### Given instruction
For each line in the data below that holds "this", return a copy.
## BEGIN Extracted data
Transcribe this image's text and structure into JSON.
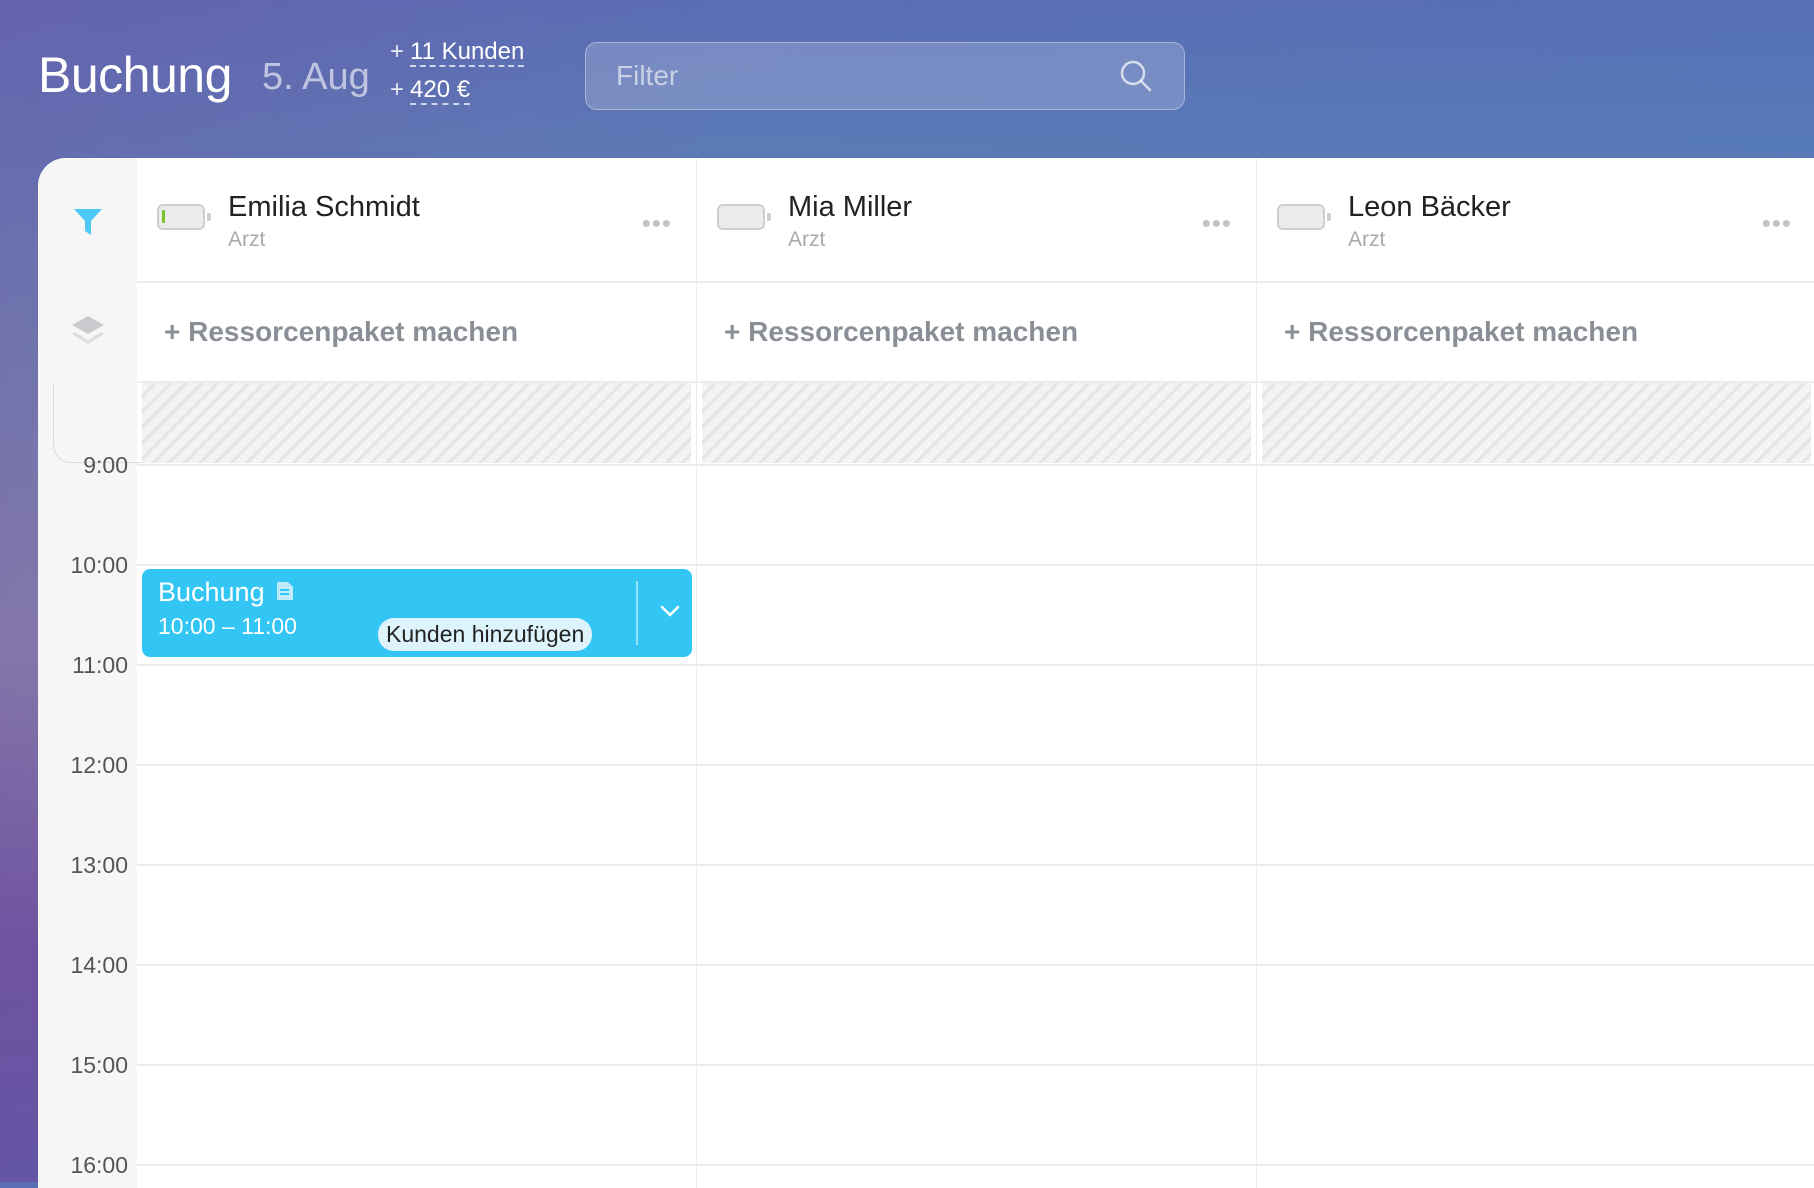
{
  "header": {
    "title": "Buchung",
    "date": "5. Aug",
    "stats": [
      {
        "prefix": "+",
        "value": "11 Kunden"
      },
      {
        "prefix": "+",
        "value": "420 €"
      }
    ],
    "filter_placeholder": "Filter"
  },
  "resources": [
    {
      "name": "Emilia Schmidt",
      "role": "Arzt",
      "battery_level": 0.05
    },
    {
      "name": "Mia Miller",
      "role": "Arzt",
      "battery_level": 0
    },
    {
      "name": "Leon Bäcker",
      "role": "Arzt",
      "battery_level": 0
    }
  ],
  "resource_package_label": "+ Ressorcenpaket machen",
  "more_label": "•••",
  "time_labels": [
    "9:00",
    "10:00",
    "11:00",
    "12:00",
    "13:00",
    "14:00",
    "15:00",
    "16:00"
  ],
  "event": {
    "title": "Buchung",
    "time": "10:00 – 11:00",
    "add_customers": "Kunden hinzufügen",
    "color": "#33c5f3"
  },
  "colors": {
    "accent": "#33c5f3",
    "filter_icon": "#4cc9f5"
  }
}
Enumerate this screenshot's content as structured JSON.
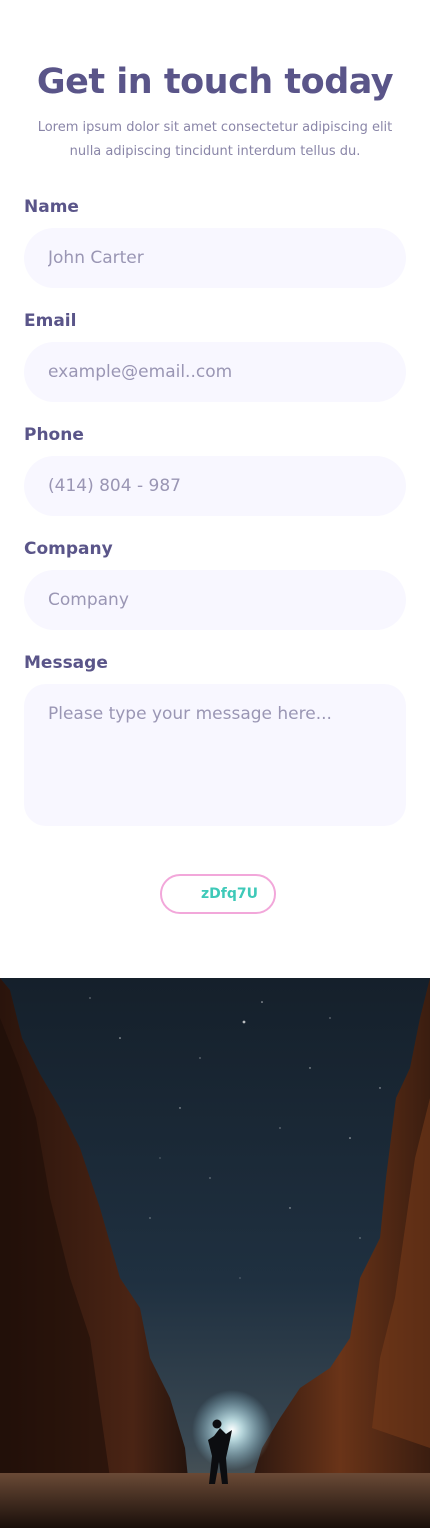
{
  "header": {
    "title": "Get in touch today",
    "subtitle_line1": "Lorem ipsum dolor sit amet consectetur adipiscing elit",
    "subtitle_line2": "nulla adipiscing tincidunt interdum tellus du."
  },
  "form": {
    "name": {
      "label": "Name",
      "placeholder": "John Carter"
    },
    "email": {
      "label": "Email",
      "placeholder": "example@email..com"
    },
    "phone": {
      "label": "Phone",
      "placeholder": "(414) 804 - 987"
    },
    "company": {
      "label": "Company",
      "placeholder": "Company"
    },
    "message": {
      "label": "Message",
      "placeholder": "Please type your message here..."
    }
  },
  "captcha": {
    "code": "zDfq7U"
  },
  "colors": {
    "heading": "#5a5589",
    "input_background": "#f8f7ff",
    "captcha_border": "#f2a7da",
    "captcha_text": "#3ec9b8"
  },
  "photo": {
    "subject": "night-canyon-stargazer-image"
  }
}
## END Extracted data
### Written answer
Transcribe this image's text and structure into JSON.
Enumerate this screenshot's content as structured JSON.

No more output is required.